— START Stored data —

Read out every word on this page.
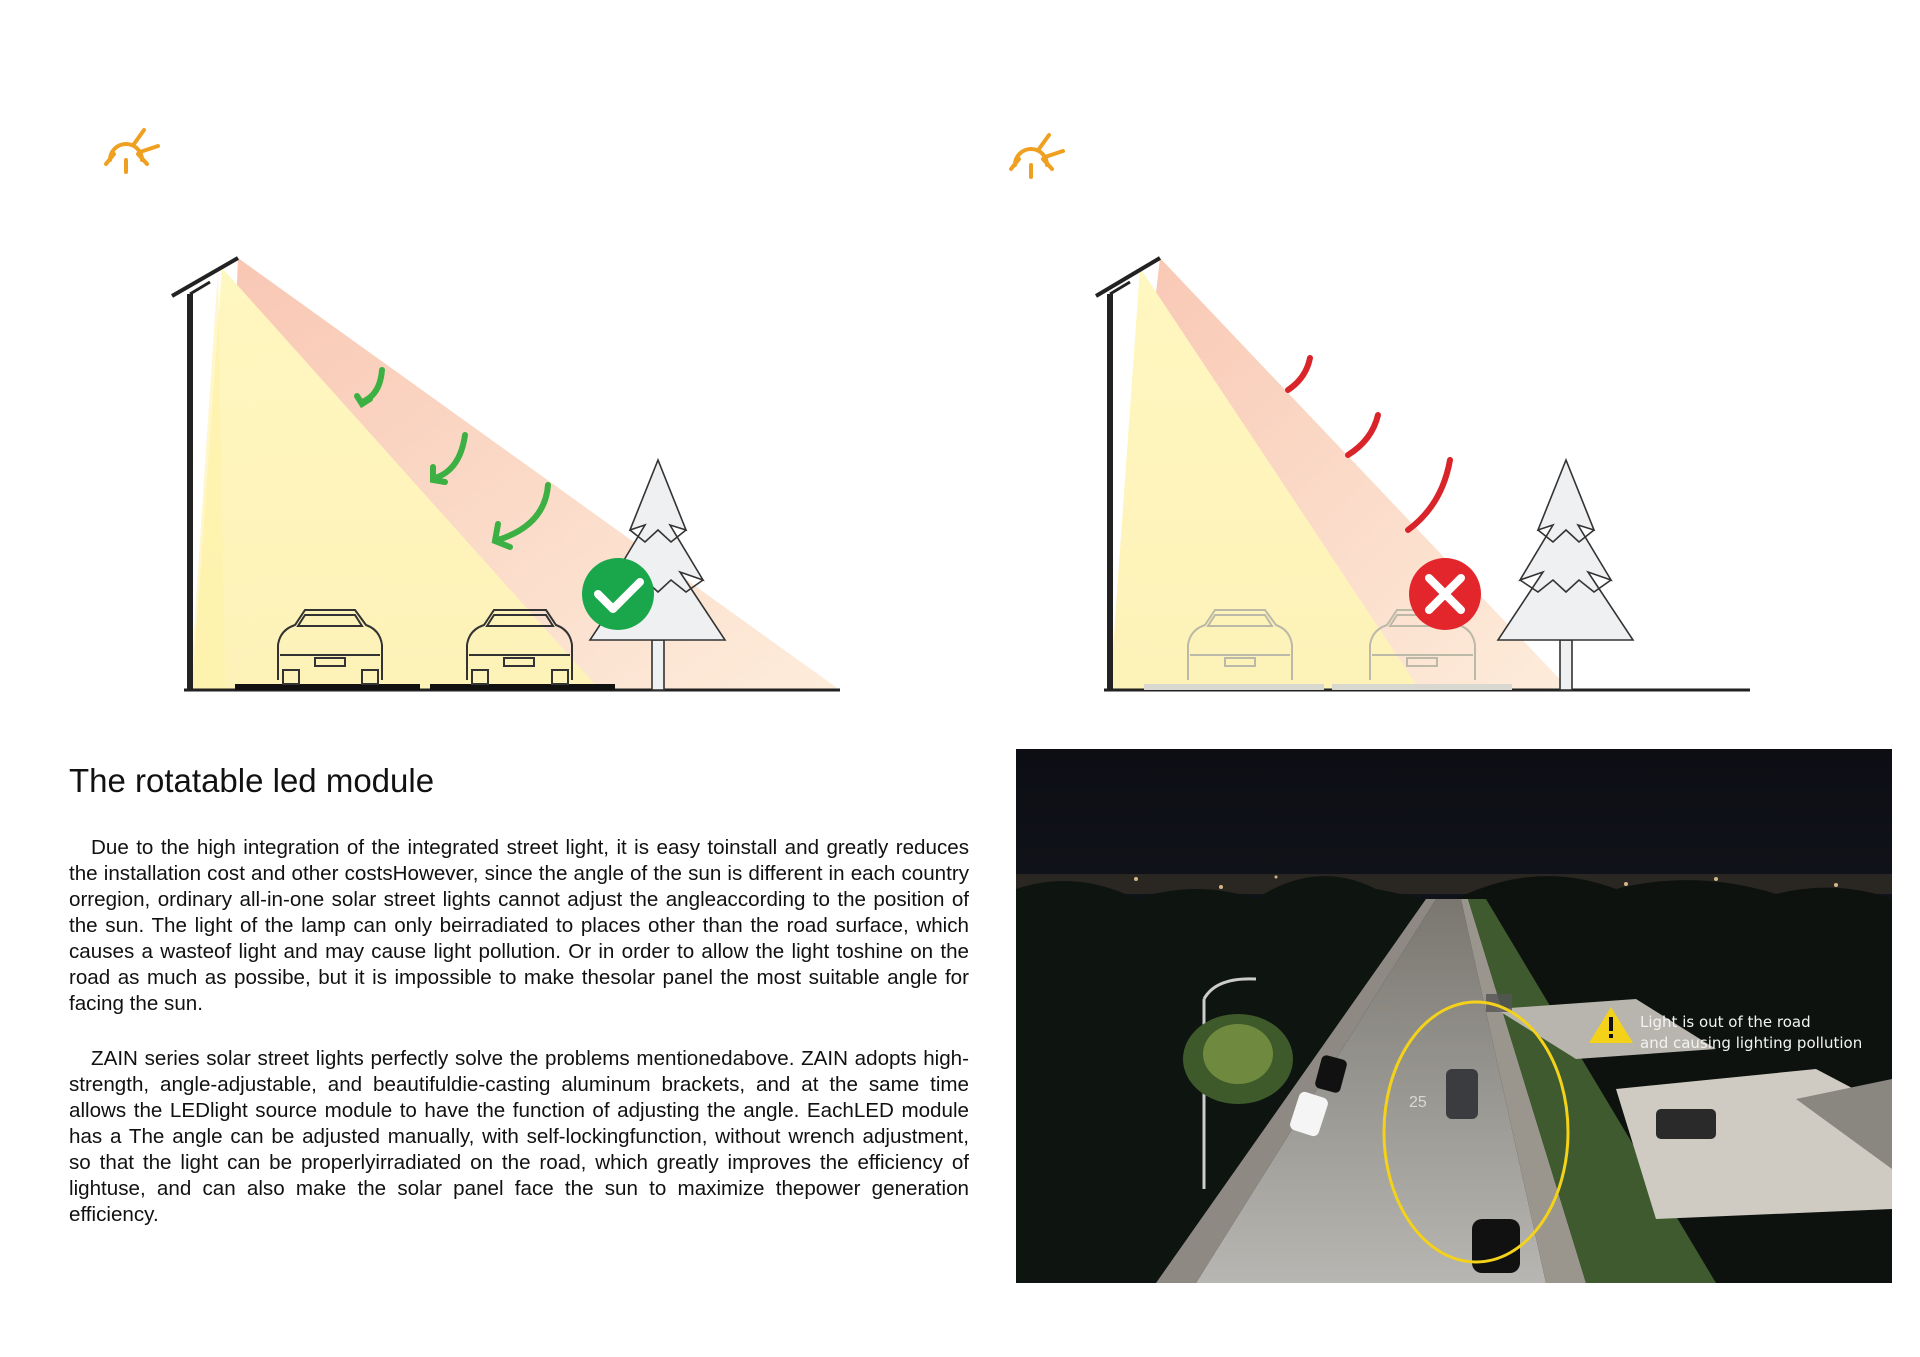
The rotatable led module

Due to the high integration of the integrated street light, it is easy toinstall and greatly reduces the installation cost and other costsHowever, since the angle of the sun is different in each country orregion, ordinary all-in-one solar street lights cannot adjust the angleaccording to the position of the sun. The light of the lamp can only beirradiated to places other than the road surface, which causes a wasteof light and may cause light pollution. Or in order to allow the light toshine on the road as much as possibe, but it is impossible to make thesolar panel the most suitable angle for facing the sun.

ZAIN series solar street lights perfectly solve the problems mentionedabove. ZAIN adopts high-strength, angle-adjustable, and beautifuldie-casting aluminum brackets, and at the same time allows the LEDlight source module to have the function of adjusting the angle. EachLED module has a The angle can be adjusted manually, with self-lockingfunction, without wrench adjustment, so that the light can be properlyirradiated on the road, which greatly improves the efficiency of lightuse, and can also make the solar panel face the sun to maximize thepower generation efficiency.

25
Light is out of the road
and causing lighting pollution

— END Stored data —
— START Stored data —

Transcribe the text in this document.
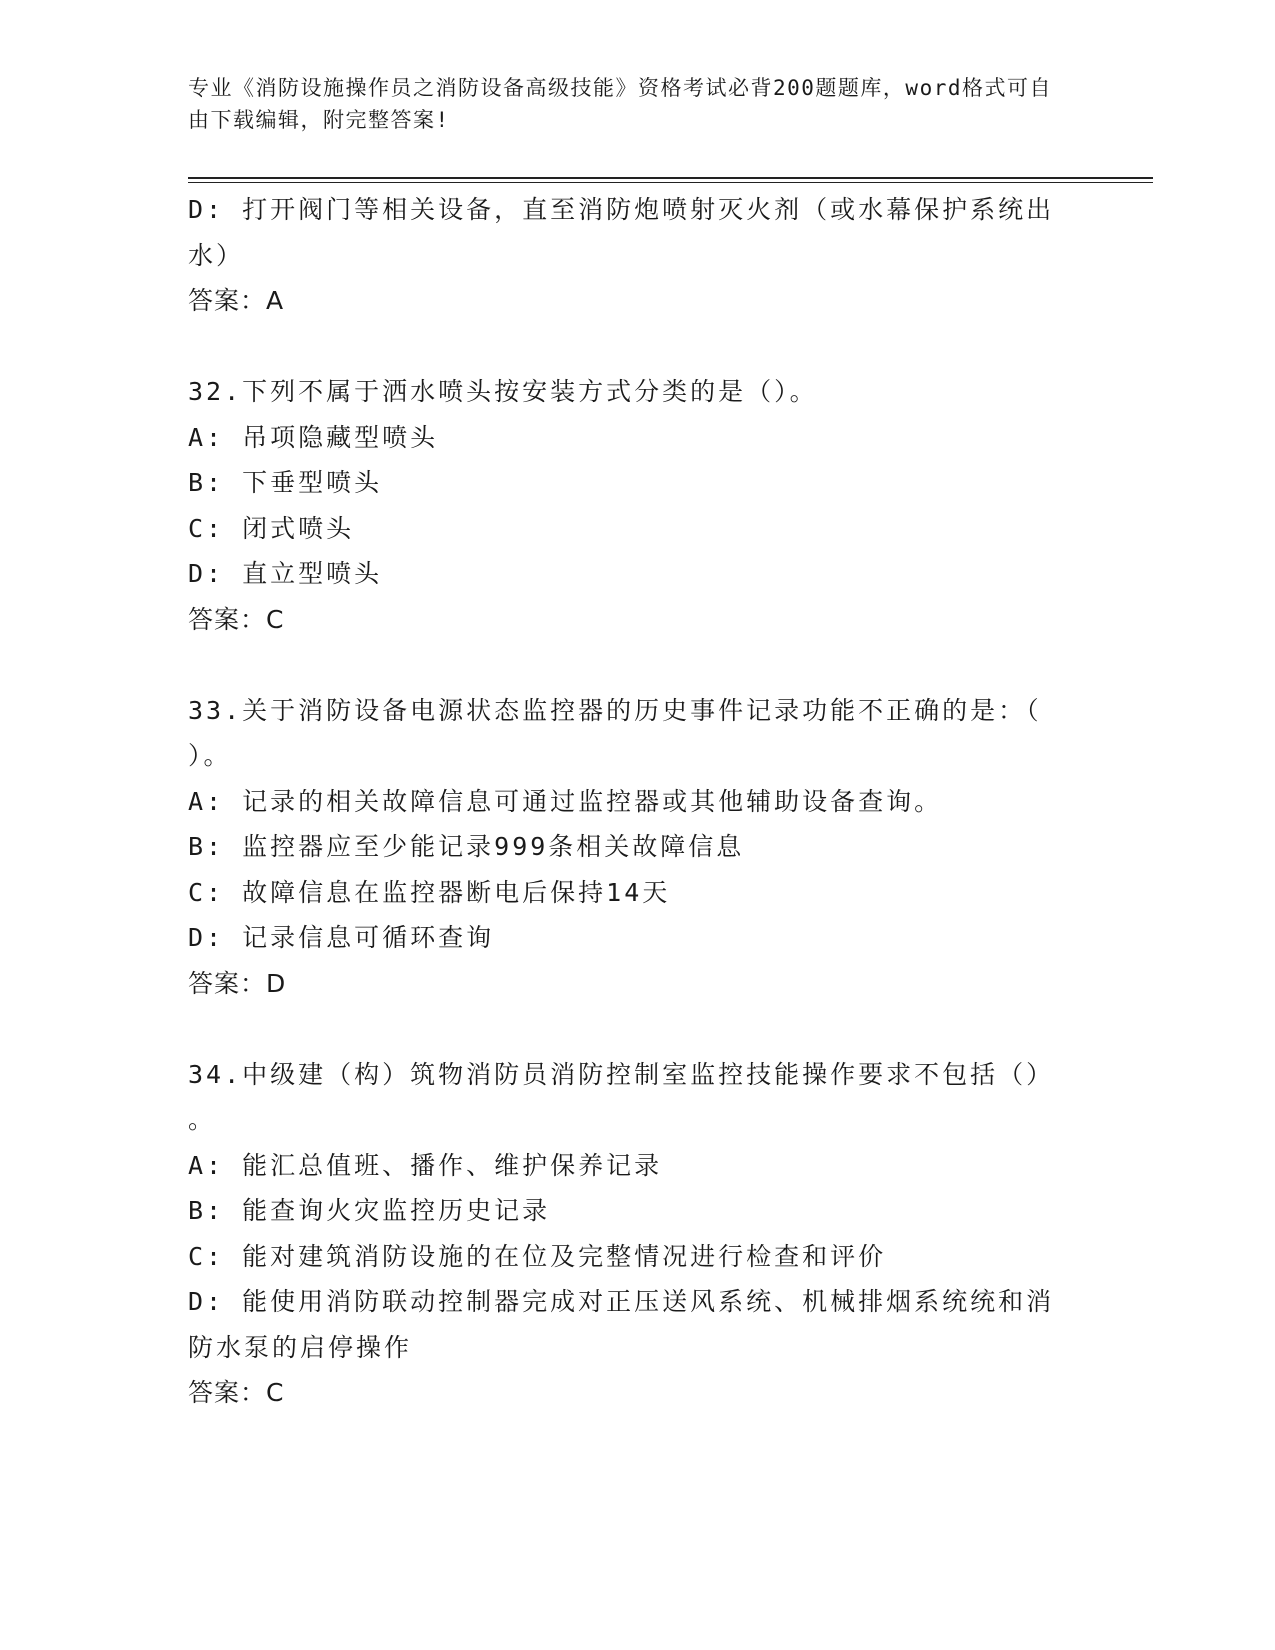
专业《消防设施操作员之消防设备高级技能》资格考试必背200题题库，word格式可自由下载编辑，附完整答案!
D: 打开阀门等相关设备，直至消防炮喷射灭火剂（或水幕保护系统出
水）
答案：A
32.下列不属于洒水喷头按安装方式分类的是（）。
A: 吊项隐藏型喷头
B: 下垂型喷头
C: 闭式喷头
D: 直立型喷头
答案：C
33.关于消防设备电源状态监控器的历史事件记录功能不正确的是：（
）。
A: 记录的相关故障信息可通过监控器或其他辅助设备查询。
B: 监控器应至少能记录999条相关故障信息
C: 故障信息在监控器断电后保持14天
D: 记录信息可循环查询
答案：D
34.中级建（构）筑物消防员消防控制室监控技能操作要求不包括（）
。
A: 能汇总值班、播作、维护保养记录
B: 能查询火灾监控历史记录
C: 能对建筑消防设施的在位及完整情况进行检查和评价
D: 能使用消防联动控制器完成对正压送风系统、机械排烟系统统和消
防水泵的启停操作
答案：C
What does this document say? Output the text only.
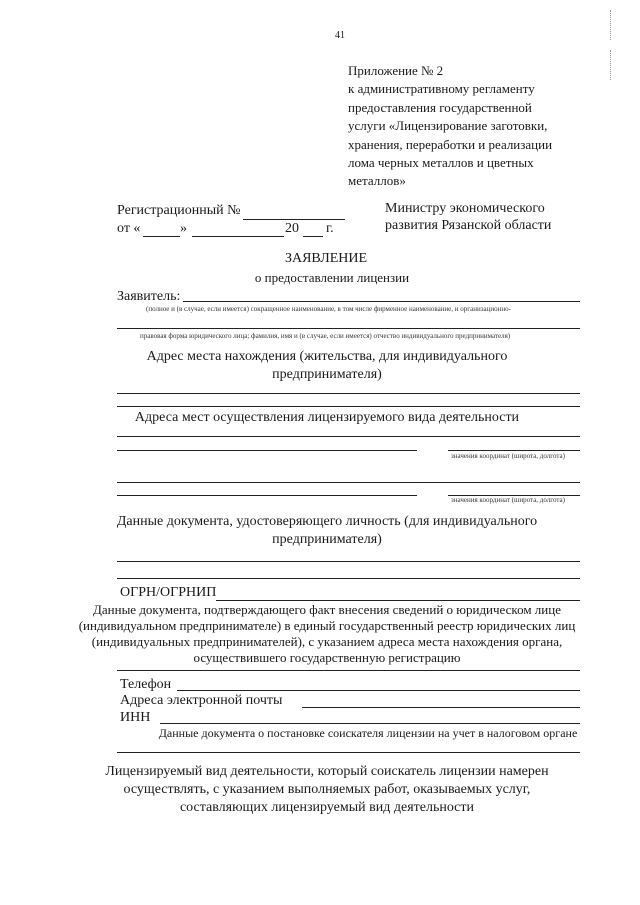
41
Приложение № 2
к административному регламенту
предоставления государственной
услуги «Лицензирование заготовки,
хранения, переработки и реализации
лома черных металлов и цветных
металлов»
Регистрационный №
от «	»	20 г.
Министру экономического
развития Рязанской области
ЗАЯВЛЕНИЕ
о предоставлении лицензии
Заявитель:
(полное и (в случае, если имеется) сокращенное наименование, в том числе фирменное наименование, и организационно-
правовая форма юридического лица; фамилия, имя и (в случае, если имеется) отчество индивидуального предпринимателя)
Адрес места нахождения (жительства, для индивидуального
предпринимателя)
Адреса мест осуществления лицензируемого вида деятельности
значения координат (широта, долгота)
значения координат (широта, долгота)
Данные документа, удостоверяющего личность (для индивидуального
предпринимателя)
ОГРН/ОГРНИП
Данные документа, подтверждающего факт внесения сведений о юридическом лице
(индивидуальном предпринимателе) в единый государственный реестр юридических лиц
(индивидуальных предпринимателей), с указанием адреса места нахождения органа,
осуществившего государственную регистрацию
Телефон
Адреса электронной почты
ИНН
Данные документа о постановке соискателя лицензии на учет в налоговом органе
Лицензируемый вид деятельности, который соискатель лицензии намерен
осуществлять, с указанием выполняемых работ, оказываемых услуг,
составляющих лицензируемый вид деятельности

— END Stored data —

__Set exercise__.
Work out how many lines in the records above contain the word "text", and reply with that number alone.

__Solution for this exercise__.
2